#### [ASSIGNMENT]
Each entry needs to appear again, retyped exactly as it is below.

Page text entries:

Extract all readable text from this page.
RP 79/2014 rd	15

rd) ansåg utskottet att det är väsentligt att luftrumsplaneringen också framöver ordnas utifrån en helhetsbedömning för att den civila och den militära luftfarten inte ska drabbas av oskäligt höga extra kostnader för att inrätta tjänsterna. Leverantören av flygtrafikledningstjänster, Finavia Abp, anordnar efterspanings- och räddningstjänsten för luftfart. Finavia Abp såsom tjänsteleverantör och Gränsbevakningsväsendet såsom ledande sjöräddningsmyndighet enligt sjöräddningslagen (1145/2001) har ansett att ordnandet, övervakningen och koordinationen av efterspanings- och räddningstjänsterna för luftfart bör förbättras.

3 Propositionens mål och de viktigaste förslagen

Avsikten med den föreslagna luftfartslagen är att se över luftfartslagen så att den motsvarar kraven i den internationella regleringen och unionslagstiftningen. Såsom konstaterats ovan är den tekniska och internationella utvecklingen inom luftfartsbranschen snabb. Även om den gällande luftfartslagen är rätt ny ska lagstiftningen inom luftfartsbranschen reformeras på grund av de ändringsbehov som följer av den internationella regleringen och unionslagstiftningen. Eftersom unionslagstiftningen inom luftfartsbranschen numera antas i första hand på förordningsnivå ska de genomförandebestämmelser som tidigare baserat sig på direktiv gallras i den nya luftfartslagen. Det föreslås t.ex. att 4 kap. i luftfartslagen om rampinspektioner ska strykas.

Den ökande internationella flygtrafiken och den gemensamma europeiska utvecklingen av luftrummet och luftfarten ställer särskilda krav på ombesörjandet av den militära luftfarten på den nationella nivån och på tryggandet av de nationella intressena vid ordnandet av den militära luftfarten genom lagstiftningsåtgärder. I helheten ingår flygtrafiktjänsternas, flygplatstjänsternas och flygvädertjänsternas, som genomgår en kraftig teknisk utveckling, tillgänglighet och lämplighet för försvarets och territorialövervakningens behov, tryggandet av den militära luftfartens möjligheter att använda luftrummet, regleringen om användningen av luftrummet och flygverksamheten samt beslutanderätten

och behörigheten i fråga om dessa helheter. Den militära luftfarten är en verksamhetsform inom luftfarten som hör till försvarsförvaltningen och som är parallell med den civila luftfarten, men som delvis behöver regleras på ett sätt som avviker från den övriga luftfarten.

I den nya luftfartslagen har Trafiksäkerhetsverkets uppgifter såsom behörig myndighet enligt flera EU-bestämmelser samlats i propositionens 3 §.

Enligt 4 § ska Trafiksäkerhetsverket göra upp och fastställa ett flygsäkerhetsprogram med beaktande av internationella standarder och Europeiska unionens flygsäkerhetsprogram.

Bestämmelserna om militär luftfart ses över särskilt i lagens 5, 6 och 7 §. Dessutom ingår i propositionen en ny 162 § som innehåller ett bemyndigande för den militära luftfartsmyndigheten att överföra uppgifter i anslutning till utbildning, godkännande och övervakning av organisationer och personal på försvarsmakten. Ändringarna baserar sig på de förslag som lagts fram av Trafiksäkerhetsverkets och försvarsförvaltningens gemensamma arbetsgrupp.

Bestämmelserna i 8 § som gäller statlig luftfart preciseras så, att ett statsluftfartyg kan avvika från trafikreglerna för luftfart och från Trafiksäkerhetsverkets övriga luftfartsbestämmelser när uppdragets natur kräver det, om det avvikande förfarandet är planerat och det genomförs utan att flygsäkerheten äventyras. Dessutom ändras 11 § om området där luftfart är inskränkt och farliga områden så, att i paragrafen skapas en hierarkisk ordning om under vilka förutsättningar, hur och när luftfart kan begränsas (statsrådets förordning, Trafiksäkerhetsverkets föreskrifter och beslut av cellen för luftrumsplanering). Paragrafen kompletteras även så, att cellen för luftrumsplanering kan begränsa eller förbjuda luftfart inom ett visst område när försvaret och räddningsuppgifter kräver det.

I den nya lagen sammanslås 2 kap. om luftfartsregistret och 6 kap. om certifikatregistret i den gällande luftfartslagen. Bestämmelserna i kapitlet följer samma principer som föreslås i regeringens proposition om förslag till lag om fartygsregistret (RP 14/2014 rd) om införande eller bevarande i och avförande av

#### [SOLUTION TO THE EXERCISE]
Extract all readable text from this page.
RP 79/2014 rd	15

rd) ansåg utskottet att det är väsentligt att luftrumsplaneringen också framöver ordnas utifrån en helhetsbedömning för att den civila och den militära luftfarten inte ska drabbas av oskäligt höga extra kostnader för att inrätta tjänsterna. Leverantören av flygtrafikledningstjänster, Finavia Abp, anordnar efterspanings- och räddningstjänsten för luftfart. Finavia Abp såsom tjänsteleverantör och Gränsbevakningsväsendet såsom ledande sjöräddningsmyndighet enligt sjöräddningslagen (1145/2001) har ansett att ordnandet, övervakningen och koordinationen av efterspanings- och räddningstjänsterna för luftfart bör förbättras.

3 Propositionens mål och de viktigaste förslagen

Avsikten med den föreslagna luftfartslagen är att se över luftfartslagen så att den motsvarar kraven i den internationella regleringen och unionslagstiftningen. Såsom konstaterats ovan är den tekniska och internationella utvecklingen inom luftfartsbranschen snabb. Även om den gällande luftfartslagen är rätt ny ska lagstiftningen inom luftfartsbranschen reformeras på grund av de ändringsbehov som följer av den internationella regleringen och unionslagstiftningen. Eftersom unionslagstiftningen inom luftfartsbranschen numera antas i första hand på förordningsnivå ska de genomförandebestämmelser som tidigare baserat sig på direktiv gallras i den nya luftfartslagen. Det föreslås t.ex. att 4 kap. i luftfartslagen om rampinspektioner ska strykas.

Den ökande internationella flygtrafiken och den gemensamma europeiska utvecklingen av luftrummet och luftfarten ställer särskilda krav på ombesörjandet av den militära luftfarten på den nationella nivån och på tryggandet av de nationella intressena vid ordnandet av den militära luftfarten genom lagstiftningsåtgärder. I helheten ingår flygtrafiktjänsternas, flygplatstjänsternas och flygvädertjänsternas, som genomgår en kraftig teknisk utveckling, tillgänglighet och lämplighet för försvarets och territorialövervakningens behov, tryggandet av den militära luftfartens möjligheter att använda luftrummet, regleringen om användningen av luftrummet och flygverksamheten samt beslutanderätten

och behörigheten i fråga om dessa helheter. Den militära luftfarten är en verksamhetsform inom luftfarten som hör till försvarsförvaltningen och som är parallell med den civila luftfarten, men som delvis behöver regleras på ett sätt som avviker från den övriga luftfarten.

I den nya luftfartslagen har Trafiksäkerhetsverkets uppgifter såsom behörig myndighet enligt flera EU-bestämmelser samlats i propositionens 3 §.

Enligt 4 § ska Trafiksäkerhetsverket göra upp och fastställa ett flygsäkerhetsprogram med beaktande av internationella standarder och Europeiska unionens flygsäkerhetsprogram.

Bestämmelserna om militär luftfart ses över särskilt i lagens 5, 6 och 7 §. Dessutom ingår i propositionen en ny 162 § som innehåller ett bemyndigande för den militära luftfartsmyndigheten att överföra uppgifter i anslutning till utbildning, godkännande och övervakning av organisationer och personal på försvarsmakten. Ändringarna baserar sig på de förslag som lagts fram av Trafiksäkerhetsverkets och försvarsförvaltningens gemensamma arbetsgrupp.

Bestämmelserna i 8 § som gäller statlig luftfart preciseras så, att ett statsluftfartyg kan avvika från trafikreglerna för luftfart och från Trafiksäkerhetsverkets övriga luftfartsbestämmelser när uppdragets natur kräver det, om det avvikande förfarandet är planerat och det genomförs utan att flygsäkerheten äventyras. Dessutom ändras 11 § om området där luftfart är inskränkt och farliga områden så, att i paragrafen skapas en hierarkisk ordning om under vilka förutsättningar, hur och när luftfart kan begränsas (statsrådets förordning, Trafiksäkerhetsverkets föreskrifter och beslut av cellen för luftrumsplanering). Paragrafen kompletteras även så, att cellen för luftrumsplanering kan begränsa eller förbjuda luftfart inom ett visst område när försvaret och räddningsuppgifter kräver det.

I den nya lagen sammanslås 2 kap. om luftfartsregistret och 6 kap. om certifikatregistret i den gällande luftfartslagen. Bestämmelserna i kapitlet följer samma principer som föreslås i regeringens proposition om förslag till lag om fartygsregistret (RP 14/2014 rd) om införande eller bevarande i och avförande av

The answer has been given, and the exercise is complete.